**PROBLEM:** State how many lines of the entries below hold the word "calendar"; reply with nothing but the number.

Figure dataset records

------------------------

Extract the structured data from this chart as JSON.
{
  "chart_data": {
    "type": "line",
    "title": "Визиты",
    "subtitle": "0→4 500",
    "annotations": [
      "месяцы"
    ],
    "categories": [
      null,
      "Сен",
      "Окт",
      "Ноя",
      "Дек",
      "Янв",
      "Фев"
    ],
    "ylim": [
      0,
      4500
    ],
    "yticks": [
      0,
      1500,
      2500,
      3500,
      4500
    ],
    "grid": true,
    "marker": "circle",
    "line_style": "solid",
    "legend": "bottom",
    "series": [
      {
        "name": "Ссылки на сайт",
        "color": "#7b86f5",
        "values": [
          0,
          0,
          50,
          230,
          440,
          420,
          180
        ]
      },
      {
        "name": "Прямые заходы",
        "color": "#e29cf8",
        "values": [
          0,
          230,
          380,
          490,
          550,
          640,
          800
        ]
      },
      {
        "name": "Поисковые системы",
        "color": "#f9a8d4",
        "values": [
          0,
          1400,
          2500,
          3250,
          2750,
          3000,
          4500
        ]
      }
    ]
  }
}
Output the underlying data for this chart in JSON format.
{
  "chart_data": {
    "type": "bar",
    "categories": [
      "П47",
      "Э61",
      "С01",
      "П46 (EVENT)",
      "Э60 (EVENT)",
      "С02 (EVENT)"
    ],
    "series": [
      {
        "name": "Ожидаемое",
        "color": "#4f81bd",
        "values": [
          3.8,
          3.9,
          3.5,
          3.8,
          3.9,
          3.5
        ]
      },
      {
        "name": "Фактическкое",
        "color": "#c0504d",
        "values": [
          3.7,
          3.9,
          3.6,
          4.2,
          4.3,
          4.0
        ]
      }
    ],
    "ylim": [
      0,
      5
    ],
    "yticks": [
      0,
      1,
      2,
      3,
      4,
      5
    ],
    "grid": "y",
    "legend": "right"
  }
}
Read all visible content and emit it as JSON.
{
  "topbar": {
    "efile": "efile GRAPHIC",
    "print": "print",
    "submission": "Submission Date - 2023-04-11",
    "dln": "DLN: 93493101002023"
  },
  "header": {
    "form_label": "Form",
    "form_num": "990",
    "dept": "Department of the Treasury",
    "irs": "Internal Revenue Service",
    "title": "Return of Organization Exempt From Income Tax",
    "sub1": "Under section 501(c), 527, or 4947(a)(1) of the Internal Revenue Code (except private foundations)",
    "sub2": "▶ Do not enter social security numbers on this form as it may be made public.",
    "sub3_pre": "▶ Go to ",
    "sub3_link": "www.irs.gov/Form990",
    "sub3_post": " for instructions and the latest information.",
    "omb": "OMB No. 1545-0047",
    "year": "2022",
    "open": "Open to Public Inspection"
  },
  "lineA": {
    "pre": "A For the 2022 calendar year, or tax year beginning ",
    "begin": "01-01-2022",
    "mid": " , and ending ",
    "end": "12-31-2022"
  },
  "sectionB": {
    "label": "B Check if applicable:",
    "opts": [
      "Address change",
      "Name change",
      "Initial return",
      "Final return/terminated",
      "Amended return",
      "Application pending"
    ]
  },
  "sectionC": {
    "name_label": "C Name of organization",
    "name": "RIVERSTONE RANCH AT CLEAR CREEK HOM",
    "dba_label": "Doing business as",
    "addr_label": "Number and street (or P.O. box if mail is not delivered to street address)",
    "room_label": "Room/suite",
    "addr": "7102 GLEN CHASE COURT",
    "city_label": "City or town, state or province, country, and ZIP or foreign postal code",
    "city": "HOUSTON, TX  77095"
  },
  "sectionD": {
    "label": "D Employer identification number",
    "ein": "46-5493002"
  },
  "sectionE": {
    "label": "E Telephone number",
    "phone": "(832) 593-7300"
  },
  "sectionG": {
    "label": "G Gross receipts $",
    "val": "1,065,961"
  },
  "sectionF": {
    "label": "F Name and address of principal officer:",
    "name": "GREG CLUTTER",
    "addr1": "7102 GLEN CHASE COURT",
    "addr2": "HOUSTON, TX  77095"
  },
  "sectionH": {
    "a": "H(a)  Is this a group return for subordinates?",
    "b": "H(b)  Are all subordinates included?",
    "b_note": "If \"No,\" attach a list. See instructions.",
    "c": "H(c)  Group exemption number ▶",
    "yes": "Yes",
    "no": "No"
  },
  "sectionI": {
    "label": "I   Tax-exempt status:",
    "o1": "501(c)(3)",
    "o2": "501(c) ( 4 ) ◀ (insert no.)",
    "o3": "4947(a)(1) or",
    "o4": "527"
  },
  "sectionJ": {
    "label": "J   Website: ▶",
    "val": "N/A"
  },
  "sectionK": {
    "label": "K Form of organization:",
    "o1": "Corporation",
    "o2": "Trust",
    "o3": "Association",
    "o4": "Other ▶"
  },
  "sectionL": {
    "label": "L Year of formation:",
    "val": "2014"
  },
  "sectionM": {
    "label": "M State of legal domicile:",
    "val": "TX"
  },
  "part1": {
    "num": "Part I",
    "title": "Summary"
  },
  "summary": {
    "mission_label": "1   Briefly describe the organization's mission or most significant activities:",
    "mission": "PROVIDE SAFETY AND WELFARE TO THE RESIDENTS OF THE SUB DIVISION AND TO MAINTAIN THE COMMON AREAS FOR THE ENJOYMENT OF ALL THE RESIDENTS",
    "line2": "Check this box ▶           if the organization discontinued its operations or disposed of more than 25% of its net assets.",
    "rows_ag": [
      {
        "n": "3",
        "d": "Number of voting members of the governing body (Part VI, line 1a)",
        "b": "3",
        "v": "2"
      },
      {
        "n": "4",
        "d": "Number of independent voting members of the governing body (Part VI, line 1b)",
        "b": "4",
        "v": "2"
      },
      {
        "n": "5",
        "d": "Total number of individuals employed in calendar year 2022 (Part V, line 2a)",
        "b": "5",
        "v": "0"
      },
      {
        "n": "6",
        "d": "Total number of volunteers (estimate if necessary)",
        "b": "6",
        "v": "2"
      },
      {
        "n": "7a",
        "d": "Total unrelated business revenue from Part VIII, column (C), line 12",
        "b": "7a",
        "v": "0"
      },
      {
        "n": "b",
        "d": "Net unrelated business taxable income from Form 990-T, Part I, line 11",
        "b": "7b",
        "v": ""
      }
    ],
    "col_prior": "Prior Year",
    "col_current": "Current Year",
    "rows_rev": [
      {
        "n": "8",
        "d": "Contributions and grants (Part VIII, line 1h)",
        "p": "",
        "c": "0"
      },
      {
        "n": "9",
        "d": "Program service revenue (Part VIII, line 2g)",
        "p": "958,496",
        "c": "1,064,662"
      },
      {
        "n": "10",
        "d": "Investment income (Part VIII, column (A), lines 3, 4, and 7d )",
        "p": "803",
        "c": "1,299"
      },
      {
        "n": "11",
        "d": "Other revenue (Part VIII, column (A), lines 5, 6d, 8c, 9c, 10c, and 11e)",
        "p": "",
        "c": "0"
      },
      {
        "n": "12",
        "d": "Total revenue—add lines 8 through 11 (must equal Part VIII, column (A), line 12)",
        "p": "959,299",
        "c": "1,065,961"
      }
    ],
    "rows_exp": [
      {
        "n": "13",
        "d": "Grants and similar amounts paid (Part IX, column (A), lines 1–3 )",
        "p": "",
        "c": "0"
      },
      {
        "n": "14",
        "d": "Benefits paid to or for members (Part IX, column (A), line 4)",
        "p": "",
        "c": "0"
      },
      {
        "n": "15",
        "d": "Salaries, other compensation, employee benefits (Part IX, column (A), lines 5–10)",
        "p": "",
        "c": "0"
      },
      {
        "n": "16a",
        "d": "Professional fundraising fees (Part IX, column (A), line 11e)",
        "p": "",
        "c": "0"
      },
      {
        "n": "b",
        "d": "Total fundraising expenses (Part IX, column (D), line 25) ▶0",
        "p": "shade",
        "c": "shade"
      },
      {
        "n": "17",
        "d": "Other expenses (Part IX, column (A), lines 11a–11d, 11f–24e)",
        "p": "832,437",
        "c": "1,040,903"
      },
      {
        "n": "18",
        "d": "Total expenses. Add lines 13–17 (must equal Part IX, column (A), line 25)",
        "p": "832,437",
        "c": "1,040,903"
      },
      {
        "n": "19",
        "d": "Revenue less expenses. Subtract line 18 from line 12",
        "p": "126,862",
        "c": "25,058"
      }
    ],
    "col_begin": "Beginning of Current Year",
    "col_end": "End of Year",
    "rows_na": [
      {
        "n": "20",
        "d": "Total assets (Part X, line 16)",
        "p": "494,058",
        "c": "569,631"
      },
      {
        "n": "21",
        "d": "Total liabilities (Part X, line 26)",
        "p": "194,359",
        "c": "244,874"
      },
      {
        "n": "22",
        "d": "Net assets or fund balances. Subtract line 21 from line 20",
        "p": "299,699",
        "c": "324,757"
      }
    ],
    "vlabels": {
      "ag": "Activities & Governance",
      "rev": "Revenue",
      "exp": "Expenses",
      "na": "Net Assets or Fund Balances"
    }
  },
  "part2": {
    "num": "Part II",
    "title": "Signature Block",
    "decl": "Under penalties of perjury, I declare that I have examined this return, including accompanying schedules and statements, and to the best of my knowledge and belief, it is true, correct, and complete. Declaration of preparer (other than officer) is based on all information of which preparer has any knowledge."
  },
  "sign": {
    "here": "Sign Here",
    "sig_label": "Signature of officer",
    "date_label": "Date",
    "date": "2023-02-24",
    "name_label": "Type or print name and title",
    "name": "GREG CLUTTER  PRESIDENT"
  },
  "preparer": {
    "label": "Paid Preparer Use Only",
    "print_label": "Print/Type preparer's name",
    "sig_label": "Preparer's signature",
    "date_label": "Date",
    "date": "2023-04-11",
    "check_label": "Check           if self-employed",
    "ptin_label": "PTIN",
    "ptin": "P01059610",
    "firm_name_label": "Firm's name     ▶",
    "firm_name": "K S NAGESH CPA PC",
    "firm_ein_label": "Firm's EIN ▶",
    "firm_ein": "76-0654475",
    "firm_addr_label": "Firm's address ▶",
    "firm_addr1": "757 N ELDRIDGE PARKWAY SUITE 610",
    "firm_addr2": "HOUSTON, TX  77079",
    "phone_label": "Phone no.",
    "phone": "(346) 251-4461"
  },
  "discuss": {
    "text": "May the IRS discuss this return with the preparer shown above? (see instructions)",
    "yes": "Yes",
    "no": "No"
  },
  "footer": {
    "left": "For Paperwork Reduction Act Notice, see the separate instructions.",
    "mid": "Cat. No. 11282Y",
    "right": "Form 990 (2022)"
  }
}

------------------------

**REPLY:** 2